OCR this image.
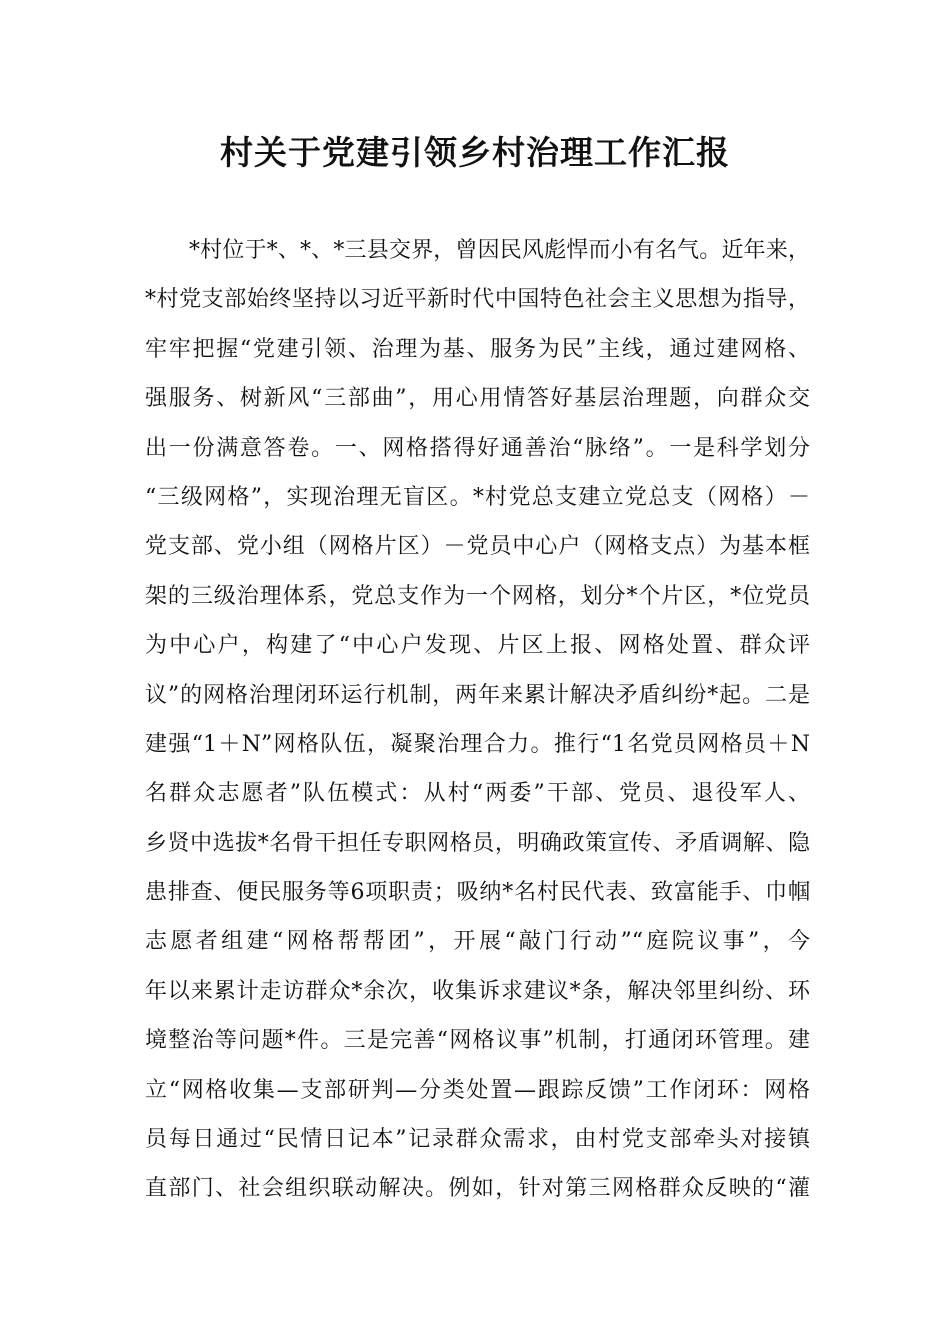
村关于党建引领乡村治理工作汇报
*村位于*、*、*三县交界，曾因民风彪悍而小有名气。近年来，
*村党支部始终坚持以习近平新时代中国特色社会主义思想为指导，
牢牢把握“党建引领、治理为基、服务为民”主线，通过建网格、
强服务、树新风“三部曲”，用心用情答好基层治理题，向群众交
出一份满意答卷。一、网格搭得好通善治“脉络”。一是科学划分
“三级网格”，实现治理无盲区。*村党总支建立党总支（网格）－
党支部、党小组（网格片区）－党员中心户（网格支点）为基本框
架的三级治理体系，党总支作为一个网格，划分*个片区，*位党员
为中心户，构建了“中心户发现、片区上报、网格处置、群众评
议”的网格治理闭环运行机制，两年来累计解决矛盾纠纷*起。二是
建强“1＋N”网格队伍，凝聚治理合力。推行“1名党员网格员＋N
名群众志愿者”队伍模式：从村“两委”干部、党员、退役军人、
乡贤中选拔*名骨干担任专职网格员，明确政策宣传、矛盾调解、隐
患排查、便民服务等6项职责；吸纳*名村民代表、致富能手、巾帼
志愿者组建“网格帮帮团”，开展“敲门行动”“庭院议事”，今
年以来累计走访群众*余次，收集诉求建议*条，解决邻里纠纷、环
境整治等问题*件。三是完善“网格议事”机制，打通闭环管理。建
立“网格收集—支部研判—分类处置—跟踪反馈”工作闭环：网格
员每日通过“民情日记本”记录群众需求，由村党支部牵头对接镇
直部门、社会组织联动解决。例如，针对第三网格群众反映的“灌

■ ■ ■ ■ ■ ■ ■

* [AIM] The records above should be reproduced exactly, with no pictures included.

* [RESPONSE TO THIS TASK]
OCR this image.
村关于党建引领乡村治理工作汇报
*村位于*、*、*三县交界，曾因民风彪悍而小有名气。近年来，
*村党支部始终坚持以习近平新时代中国特色社会主义思想为指导，
牢牢把握“党建引领、治理为基、服务为民”主线，通过建网格、
强服务、树新风“三部曲”，用心用情答好基层治理题，向群众交
出一份满意答卷。一、网格搭得好通善治“脉络”。一是科学划分
“三级网格”，实现治理无盲区。*村党总支建立党总支（网格）－
党支部、党小组（网格片区）－党员中心户（网格支点）为基本框
架的三级治理体系，党总支作为一个网格，划分*个片区，*位党员
为中心户，构建了“中心户发现、片区上报、网格处置、群众评
议”的网格治理闭环运行机制，两年来累计解决矛盾纠纷*起。二是
建强“1＋N”网格队伍，凝聚治理合力。推行“1名党员网格员＋N
名群众志愿者”队伍模式：从村“两委”干部、党员、退役军人、
乡贤中选拔*名骨干担任专职网格员，明确政策宣传、矛盾调解、隐
患排查、便民服务等6项职责；吸纳*名村民代表、致富能手、巾帼
志愿者组建“网格帮帮团”，开展“敲门行动”“庭院议事”，今
年以来累计走访群众*余次，收集诉求建议*条，解决邻里纠纷、环
境整治等问题*件。三是完善“网格议事”机制，打通闭环管理。建
立“网格收集—支部研判—分类处置—跟踪反馈”工作闭环：网格
员每日通过“民情日记本”记录群众需求，由村党支部牵头对接镇
直部门、社会组织联动解决。例如，针对第三网格群众反映的“灌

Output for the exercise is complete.